* start ENTRIES *

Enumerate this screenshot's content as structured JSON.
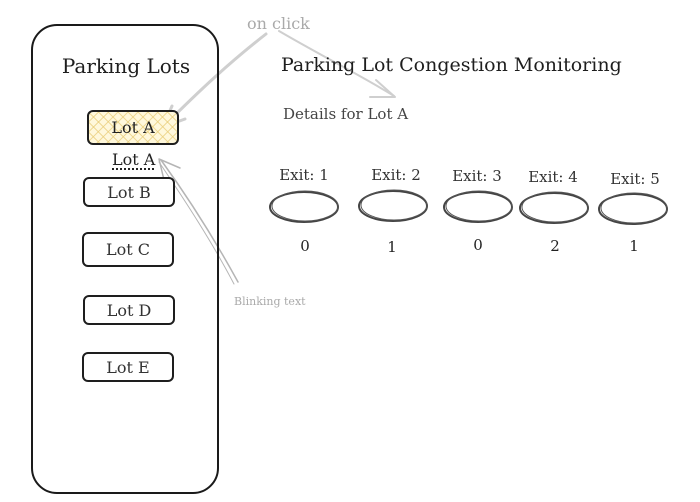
{
  "annotations": {
    "on_click": "on click",
    "blinking_text": "Blinking text"
  },
  "sidebar": {
    "title": "Parking Lots",
    "lots": [
      {
        "label": "Lot A",
        "selected": true
      },
      {
        "label": "Lot B",
        "selected": false
      },
      {
        "label": "Lot C",
        "selected": false
      },
      {
        "label": "Lot D",
        "selected": false
      },
      {
        "label": "Lot E",
        "selected": false
      }
    ],
    "blinking_label": "Lot A"
  },
  "main": {
    "title": "Parking Lot Congestion Monitoring",
    "details": "Details for Lot A",
    "exits": [
      {
        "label": "Exit: 1",
        "value": "0"
      },
      {
        "label": "Exit: 2",
        "value": "1"
      },
      {
        "label": "Exit: 3",
        "value": "0"
      },
      {
        "label": "Exit: 4",
        "value": "2"
      },
      {
        "label": "Exit: 5",
        "value": "1"
      }
    ]
  },
  "colors": {
    "stroke": "#1e1e1e",
    "annotation": "#aaaaaa",
    "highlight": "#fff8dc"
  }
}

* end ENTRIES *

[WORK REQUIRED]: Images in the data above are to be skipped. Retype all other material exactly.

[SOLUTION TO THE PROBLEM]:
Enumerate this screenshot's content as structured JSON.
{
  "annotations": {
    "on_click": "on click",
    "blinking_text": "Blinking text"
  },
  "sidebar": {
    "title": "Parking Lots",
    "lots": [
      {
        "label": "Lot A",
        "selected": true
      },
      {
        "label": "Lot B",
        "selected": false
      },
      {
        "label": "Lot C",
        "selected": false
      },
      {
        "label": "Lot D",
        "selected": false
      },
      {
        "label": "Lot E",
        "selected": false
      }
    ],
    "blinking_label": "Lot A"
  },
  "main": {
    "title": "Parking Lot Congestion Monitoring",
    "details": "Details for Lot A",
    "exits": [
      {
        "label": "Exit: 1",
        "value": "0"
      },
      {
        "label": "Exit: 2",
        "value": "1"
      },
      {
        "label": "Exit: 3",
        "value": "0"
      },
      {
        "label": "Exit: 4",
        "value": "2"
      },
      {
        "label": "Exit: 5",
        "value": "1"
      }
    ]
  },
  "colors": {
    "stroke": "#1e1e1e",
    "annotation": "#aaaaaa",
    "highlight": "#fff8dc"
  }
}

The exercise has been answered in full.